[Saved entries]
-- -- --

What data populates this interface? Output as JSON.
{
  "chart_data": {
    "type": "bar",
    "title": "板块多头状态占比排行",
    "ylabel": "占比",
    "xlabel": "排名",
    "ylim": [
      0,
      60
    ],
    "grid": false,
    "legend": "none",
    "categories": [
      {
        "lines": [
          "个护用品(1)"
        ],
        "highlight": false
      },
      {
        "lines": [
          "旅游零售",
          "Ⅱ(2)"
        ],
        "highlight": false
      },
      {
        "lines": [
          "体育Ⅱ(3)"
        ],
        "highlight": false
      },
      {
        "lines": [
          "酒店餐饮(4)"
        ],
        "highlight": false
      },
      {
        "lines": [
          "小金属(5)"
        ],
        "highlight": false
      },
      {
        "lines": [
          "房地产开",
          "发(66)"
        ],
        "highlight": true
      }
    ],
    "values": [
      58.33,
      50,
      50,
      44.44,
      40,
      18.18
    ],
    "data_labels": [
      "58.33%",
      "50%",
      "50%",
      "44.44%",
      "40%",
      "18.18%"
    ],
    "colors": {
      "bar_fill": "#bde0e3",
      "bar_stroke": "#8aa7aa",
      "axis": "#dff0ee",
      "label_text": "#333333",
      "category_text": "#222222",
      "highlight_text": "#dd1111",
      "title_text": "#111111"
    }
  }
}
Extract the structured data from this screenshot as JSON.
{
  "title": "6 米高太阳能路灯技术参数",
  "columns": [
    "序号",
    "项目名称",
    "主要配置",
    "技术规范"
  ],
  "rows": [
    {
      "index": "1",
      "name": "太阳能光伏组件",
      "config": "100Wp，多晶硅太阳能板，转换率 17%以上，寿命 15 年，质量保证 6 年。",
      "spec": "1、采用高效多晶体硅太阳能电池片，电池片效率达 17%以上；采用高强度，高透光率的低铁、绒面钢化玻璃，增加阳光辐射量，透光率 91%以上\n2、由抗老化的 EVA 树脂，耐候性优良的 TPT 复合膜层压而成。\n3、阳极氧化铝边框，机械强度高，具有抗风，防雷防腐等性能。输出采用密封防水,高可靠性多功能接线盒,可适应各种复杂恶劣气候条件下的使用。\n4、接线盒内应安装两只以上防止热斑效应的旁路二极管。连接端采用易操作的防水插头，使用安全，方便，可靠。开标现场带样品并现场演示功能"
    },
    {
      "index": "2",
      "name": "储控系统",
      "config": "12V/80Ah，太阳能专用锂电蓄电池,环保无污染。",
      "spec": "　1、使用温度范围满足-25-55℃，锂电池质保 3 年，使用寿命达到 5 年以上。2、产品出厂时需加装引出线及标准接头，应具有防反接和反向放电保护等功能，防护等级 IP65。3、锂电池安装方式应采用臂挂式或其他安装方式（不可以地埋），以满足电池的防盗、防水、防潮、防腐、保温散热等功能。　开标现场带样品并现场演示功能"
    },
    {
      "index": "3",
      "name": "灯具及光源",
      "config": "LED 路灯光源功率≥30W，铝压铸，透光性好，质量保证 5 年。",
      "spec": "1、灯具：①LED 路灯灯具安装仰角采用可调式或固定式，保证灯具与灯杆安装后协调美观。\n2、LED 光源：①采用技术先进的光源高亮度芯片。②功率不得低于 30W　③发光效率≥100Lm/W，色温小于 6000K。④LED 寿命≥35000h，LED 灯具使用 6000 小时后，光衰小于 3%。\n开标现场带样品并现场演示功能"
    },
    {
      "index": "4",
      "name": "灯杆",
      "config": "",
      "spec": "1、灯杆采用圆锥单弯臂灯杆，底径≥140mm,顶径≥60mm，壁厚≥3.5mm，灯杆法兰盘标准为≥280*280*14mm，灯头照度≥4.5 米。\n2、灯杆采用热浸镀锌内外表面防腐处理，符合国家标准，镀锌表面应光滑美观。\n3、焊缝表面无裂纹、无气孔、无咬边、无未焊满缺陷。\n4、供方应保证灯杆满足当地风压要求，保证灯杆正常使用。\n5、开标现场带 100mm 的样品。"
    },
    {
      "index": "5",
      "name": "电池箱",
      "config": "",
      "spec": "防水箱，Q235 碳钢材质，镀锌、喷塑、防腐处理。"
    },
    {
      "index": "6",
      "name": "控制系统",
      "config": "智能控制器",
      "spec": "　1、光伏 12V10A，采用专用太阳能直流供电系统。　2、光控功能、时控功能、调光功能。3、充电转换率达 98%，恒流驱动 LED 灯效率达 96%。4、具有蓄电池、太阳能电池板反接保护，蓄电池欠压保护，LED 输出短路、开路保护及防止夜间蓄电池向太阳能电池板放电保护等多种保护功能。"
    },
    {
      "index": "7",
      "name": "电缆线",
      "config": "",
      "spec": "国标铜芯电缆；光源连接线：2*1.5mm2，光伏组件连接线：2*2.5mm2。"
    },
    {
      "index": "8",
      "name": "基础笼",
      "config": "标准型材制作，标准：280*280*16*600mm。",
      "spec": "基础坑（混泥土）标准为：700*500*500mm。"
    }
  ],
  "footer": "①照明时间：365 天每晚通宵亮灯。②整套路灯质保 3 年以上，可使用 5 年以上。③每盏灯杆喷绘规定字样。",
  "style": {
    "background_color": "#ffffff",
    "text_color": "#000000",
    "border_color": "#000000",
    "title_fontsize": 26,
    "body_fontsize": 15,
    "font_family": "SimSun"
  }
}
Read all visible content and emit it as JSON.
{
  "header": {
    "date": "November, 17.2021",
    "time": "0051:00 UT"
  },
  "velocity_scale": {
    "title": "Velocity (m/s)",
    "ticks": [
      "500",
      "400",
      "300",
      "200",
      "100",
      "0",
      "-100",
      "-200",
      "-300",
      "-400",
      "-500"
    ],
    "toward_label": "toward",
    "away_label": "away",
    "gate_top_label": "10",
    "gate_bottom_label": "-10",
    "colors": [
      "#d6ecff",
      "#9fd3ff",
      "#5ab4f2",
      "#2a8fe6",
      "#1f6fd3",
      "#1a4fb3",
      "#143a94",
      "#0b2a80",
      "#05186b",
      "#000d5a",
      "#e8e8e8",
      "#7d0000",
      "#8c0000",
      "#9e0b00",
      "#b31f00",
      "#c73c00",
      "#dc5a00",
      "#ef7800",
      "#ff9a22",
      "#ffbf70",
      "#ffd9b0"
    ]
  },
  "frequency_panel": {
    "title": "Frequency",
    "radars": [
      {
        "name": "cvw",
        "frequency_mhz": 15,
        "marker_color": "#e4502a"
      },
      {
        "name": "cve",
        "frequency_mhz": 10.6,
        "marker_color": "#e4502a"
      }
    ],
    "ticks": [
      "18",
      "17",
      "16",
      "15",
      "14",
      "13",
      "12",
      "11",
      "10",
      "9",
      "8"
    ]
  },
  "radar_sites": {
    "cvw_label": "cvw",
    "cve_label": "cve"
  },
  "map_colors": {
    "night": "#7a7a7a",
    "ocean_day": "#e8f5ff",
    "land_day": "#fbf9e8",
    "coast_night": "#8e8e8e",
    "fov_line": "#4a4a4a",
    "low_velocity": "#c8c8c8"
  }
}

-- -- --

- SHORT PROBLEM: Write the entries again, exactly as they stand.

- ANSWER FOR THIS EXERCISE:
What data populates this interface? Output as JSON.
{
  "chart_data": {
    "type": "bar",
    "title": "板块多头状态占比排行",
    "ylabel": "占比",
    "xlabel": "排名",
    "ylim": [
      0,
      60
    ],
    "grid": false,
    "legend": "none",
    "categories": [
      {
        "lines": [
          "个护用品(1)"
        ],
        "highlight": false
      },
      {
        "lines": [
          "旅游零售",
          "Ⅱ(2)"
        ],
        "highlight": false
      },
      {
        "lines": [
          "体育Ⅱ(3)"
        ],
        "highlight": false
      },
      {
        "lines": [
          "酒店餐饮(4)"
        ],
        "highlight": false
      },
      {
        "lines": [
          "小金属(5)"
        ],
        "highlight": false
      },
      {
        "lines": [
          "房地产开",
          "发(66)"
        ],
        "highlight": true
      }
    ],
    "values": [
      58.33,
      50,
      50,
      44.44,
      40,
      18.18
    ],
    "data_labels": [
      "58.33%",
      "50%",
      "50%",
      "44.44%",
      "40%",
      "18.18%"
    ],
    "colors": {
      "bar_fill": "#bde0e3",
      "bar_stroke": "#8aa7aa",
      "axis": "#dff0ee",
      "label_text": "#333333",
      "category_text": "#222222",
      "highlight_text": "#dd1111",
      "title_text": "#111111"
    }
  }
}
Extract the structured data from this screenshot as JSON.
{
  "title": "6 米高太阳能路灯技术参数",
  "columns": [
    "序号",
    "项目名称",
    "主要配置",
    "技术规范"
  ],
  "rows": [
    {
      "index": "1",
      "name": "太阳能光伏组件",
      "config": "100Wp，多晶硅太阳能板，转换率 17%以上，寿命 15 年，质量保证 6 年。",
      "spec": "1、采用高效多晶体硅太阳能电池片，电池片效率达 17%以上；采用高强度，高透光率的低铁、绒面钢化玻璃，增加阳光辐射量，透光率 91%以上\n2、由抗老化的 EVA 树脂，耐候性优良的 TPT 复合膜层压而成。\n3、阳极氧化铝边框，机械强度高，具有抗风，防雷防腐等性能。输出采用密封防水,高可靠性多功能接线盒,可适应各种复杂恶劣气候条件下的使用。\n4、接线盒内应安装两只以上防止热斑效应的旁路二极管。连接端采用易操作的防水插头，使用安全，方便，可靠。开标现场带样品并现场演示功能"
    },
    {
      "index": "2",
      "name": "储控系统",
      "config": "12V/80Ah，太阳能专用锂电蓄电池,环保无污染。",
      "spec": "　1、使用温度范围满足-25-55℃，锂电池质保 3 年，使用寿命达到 5 年以上。2、产品出厂时需加装引出线及标准接头，应具有防反接和反向放电保护等功能，防护等级 IP65。3、锂电池安装方式应采用臂挂式或其他安装方式（不可以地埋），以满足电池的防盗、防水、防潮、防腐、保温散热等功能。　开标现场带样品并现场演示功能"
    },
    {
      "index": "3",
      "name": "灯具及光源",
      "config": "LED 路灯光源功率≥30W，铝压铸，透光性好，质量保证 5 年。",
      "spec": "1、灯具：①LED 路灯灯具安装仰角采用可调式或固定式，保证灯具与灯杆安装后协调美观。\n2、LED 光源：①采用技术先进的光源高亮度芯片。②功率不得低于 30W　③发光效率≥100Lm/W，色温小于 6000K。④LED 寿命≥35000h，LED 灯具使用 6000 小时后，光衰小于 3%。\n开标现场带样品并现场演示功能"
    },
    {
      "index": "4",
      "name": "灯杆",
      "config": "",
      "spec": "1、灯杆采用圆锥单弯臂灯杆，底径≥140mm,顶径≥60mm，壁厚≥3.5mm，灯杆法兰盘标准为≥280*280*14mm，灯头照度≥4.5 米。\n2、灯杆采用热浸镀锌内外表面防腐处理，符合国家标准，镀锌表面应光滑美观。\n3、焊缝表面无裂纹、无气孔、无咬边、无未焊满缺陷。\n4、供方应保证灯杆满足当地风压要求，保证灯杆正常使用。\n5、开标现场带 100mm 的样品。"
    },
    {
      "index": "5",
      "name": "电池箱",
      "config": "",
      "spec": "防水箱，Q235 碳钢材质，镀锌、喷塑、防腐处理。"
    },
    {
      "index": "6",
      "name": "控制系统",
      "config": "智能控制器",
      "spec": "　1、光伏 12V10A，采用专用太阳能直流供电系统。　2、光控功能、时控功能、调光功能。3、充电转换率达 98%，恒流驱动 LED 灯效率达 96%。4、具有蓄电池、太阳能电池板反接保护，蓄电池欠压保护，LED 输出短路、开路保护及防止夜间蓄电池向太阳能电池板放电保护等多种保护功能。"
    },
    {
      "index": "7",
      "name": "电缆线",
      "config": "",
      "spec": "国标铜芯电缆；光源连接线：2*1.5mm2，光伏组件连接线：2*2.5mm2。"
    },
    {
      "index": "8",
      "name": "基础笼",
      "config": "标准型材制作，标准：280*280*16*600mm。",
      "spec": "基础坑（混泥土）标准为：700*500*500mm。"
    }
  ],
  "footer": "①照明时间：365 天每晚通宵亮灯。②整套路灯质保 3 年以上，可使用 5 年以上。③每盏灯杆喷绘规定字样。",
  "style": {
    "background_color": "#ffffff",
    "text_color": "#000000",
    "border_color": "#000000",
    "title_fontsize": 26,
    "body_fontsize": 15,
    "font_family": "SimSun"
  }
}
Read all visible content and emit it as JSON.
{
  "header": {
    "date": "November, 17.2021",
    "time": "0051:00 UT"
  },
  "velocity_scale": {
    "title": "Velocity (m/s)",
    "ticks": [
      "500",
      "400",
      "300",
      "200",
      "100",
      "0",
      "-100",
      "-200",
      "-300",
      "-400",
      "-500"
    ],
    "toward_label": "toward",
    "away_label": "away",
    "gate_top_label": "10",
    "gate_bottom_label": "-10",
    "colors": [
      "#d6ecff",
      "#9fd3ff",
      "#5ab4f2",
      "#2a8fe6",
      "#1f6fd3",
      "#1a4fb3",
      "#143a94",
      "#0b2a80",
      "#05186b",
      "#000d5a",
      "#e8e8e8",
      "#7d0000",
      "#8c0000",
      "#9e0b00",
      "#b31f00",
      "#c73c00",
      "#dc5a00",
      "#ef7800",
      "#ff9a22",
      "#ffbf70",
      "#ffd9b0"
    ]
  },
  "frequency_panel": {
    "title": "Frequency",
    "radars": [
      {
        "name": "cvw",
        "frequency_mhz": 15,
        "marker_color": "#e4502a"
      },
      {
        "name": "cve",
        "frequency_mhz": 10.6,
        "marker_color": "#e4502a"
      }
    ],
    "ticks": [
      "18",
      "17",
      "16",
      "15",
      "14",
      "13",
      "12",
      "11",
      "10",
      "9",
      "8"
    ]
  },
  "radar_sites": {
    "cvw_label": "cvw",
    "cve_label": "cve"
  },
  "map_colors": {
    "night": "#7a7a7a",
    "ocean_day": "#e8f5ff",
    "land_day": "#fbf9e8",
    "coast_night": "#8e8e8e",
    "fov_line": "#4a4a4a",
    "low_velocity": "#c8c8c8"
  }
}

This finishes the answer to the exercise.